Problem requirements: Where does the string "xcassets" appear? Copy every line of the entries below that holds it.

Supplied records:
— Start —

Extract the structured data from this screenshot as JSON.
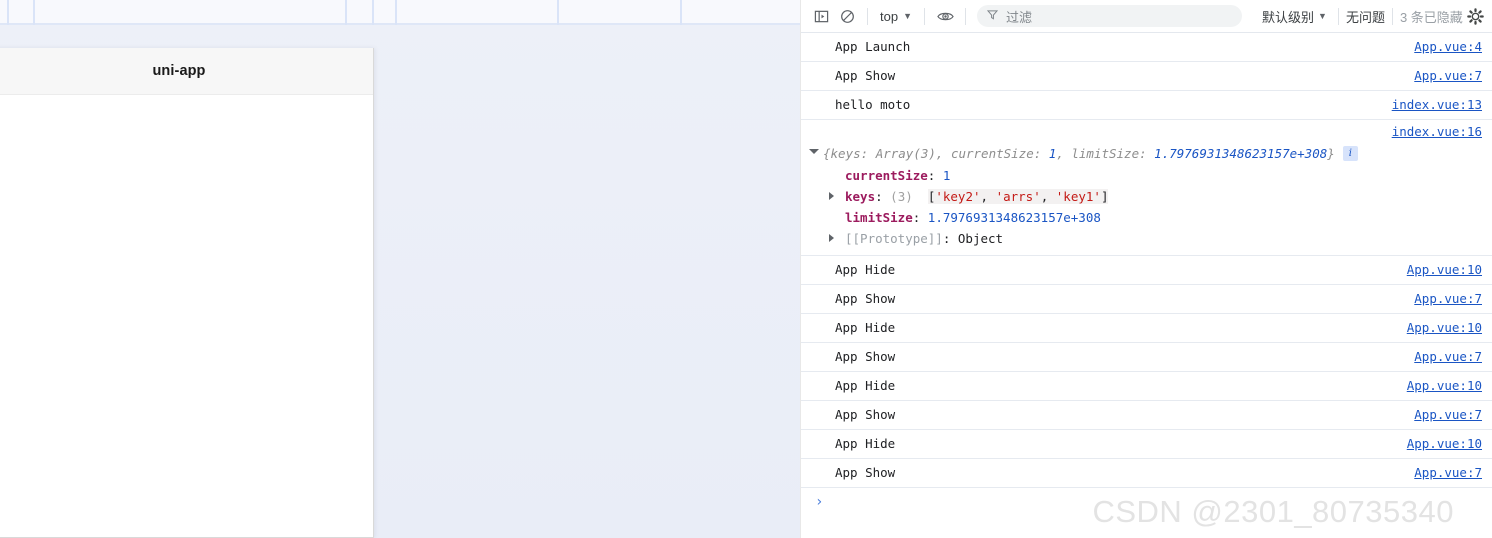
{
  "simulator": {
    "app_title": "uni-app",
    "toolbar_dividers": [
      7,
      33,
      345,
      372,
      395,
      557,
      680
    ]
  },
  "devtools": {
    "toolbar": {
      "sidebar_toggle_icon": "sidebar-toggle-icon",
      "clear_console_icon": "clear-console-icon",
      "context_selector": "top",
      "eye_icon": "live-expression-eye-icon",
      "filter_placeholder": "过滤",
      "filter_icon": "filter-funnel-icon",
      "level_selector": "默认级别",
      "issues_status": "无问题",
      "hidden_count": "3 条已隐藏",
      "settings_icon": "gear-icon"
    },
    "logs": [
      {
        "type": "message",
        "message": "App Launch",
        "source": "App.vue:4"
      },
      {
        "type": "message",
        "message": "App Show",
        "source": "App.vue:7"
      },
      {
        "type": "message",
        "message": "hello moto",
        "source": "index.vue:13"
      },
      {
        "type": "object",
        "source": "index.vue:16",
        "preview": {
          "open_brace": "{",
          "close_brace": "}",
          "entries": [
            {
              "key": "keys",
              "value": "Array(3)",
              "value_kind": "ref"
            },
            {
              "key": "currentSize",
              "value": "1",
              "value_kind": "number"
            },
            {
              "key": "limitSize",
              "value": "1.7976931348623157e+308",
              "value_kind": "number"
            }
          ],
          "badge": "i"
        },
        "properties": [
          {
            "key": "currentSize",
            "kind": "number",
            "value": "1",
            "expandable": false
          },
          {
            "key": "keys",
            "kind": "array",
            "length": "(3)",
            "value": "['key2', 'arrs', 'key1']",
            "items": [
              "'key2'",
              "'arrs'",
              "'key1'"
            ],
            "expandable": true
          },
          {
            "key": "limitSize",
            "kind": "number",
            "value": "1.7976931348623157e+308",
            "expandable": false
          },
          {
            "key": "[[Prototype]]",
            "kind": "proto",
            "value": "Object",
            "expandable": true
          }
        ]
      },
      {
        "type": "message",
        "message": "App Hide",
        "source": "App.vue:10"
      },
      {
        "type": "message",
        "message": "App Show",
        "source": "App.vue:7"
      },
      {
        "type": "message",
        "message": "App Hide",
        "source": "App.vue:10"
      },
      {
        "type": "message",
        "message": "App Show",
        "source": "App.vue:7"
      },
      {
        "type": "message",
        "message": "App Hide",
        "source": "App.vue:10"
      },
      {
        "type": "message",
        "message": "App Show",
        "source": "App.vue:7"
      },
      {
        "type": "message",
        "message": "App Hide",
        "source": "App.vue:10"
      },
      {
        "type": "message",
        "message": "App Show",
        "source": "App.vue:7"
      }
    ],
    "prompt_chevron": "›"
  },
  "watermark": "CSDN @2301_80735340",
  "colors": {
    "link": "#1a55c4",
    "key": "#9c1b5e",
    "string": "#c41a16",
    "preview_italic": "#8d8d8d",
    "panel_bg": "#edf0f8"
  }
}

— End —
— Start —

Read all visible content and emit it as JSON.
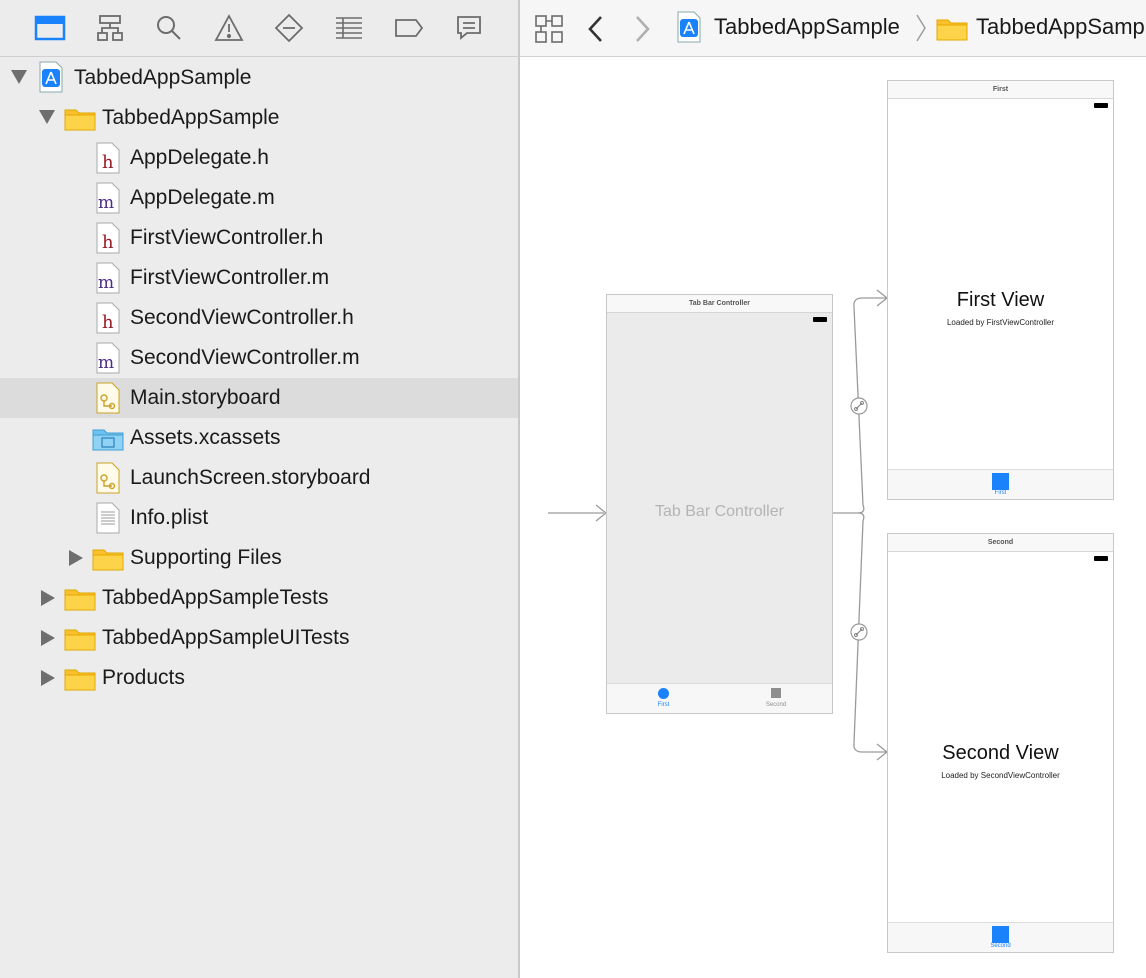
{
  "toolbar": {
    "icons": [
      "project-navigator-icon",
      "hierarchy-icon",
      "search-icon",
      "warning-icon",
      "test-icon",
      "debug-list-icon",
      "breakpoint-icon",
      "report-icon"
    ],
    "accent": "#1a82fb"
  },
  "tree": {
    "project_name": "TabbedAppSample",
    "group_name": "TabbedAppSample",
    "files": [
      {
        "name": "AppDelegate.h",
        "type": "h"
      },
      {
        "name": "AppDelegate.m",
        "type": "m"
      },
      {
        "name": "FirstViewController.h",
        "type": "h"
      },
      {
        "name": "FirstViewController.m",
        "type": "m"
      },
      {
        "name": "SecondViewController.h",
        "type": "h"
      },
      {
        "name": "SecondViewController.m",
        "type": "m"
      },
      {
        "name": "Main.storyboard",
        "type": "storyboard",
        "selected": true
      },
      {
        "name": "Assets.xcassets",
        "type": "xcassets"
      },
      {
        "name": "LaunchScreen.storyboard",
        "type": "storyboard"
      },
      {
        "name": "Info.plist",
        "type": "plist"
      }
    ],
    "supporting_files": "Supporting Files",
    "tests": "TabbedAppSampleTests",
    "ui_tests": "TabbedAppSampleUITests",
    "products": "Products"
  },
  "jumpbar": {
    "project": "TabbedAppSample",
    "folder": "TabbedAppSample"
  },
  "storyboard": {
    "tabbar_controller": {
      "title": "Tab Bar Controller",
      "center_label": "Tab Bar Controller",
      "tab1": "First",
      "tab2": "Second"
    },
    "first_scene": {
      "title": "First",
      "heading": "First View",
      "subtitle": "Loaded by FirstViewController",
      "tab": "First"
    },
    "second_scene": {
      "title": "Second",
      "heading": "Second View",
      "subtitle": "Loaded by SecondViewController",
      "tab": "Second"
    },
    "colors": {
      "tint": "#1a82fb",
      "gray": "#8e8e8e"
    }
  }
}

— End —

Exercise output:
        "name": "Assets.xcassets",
        "type": "xcassets"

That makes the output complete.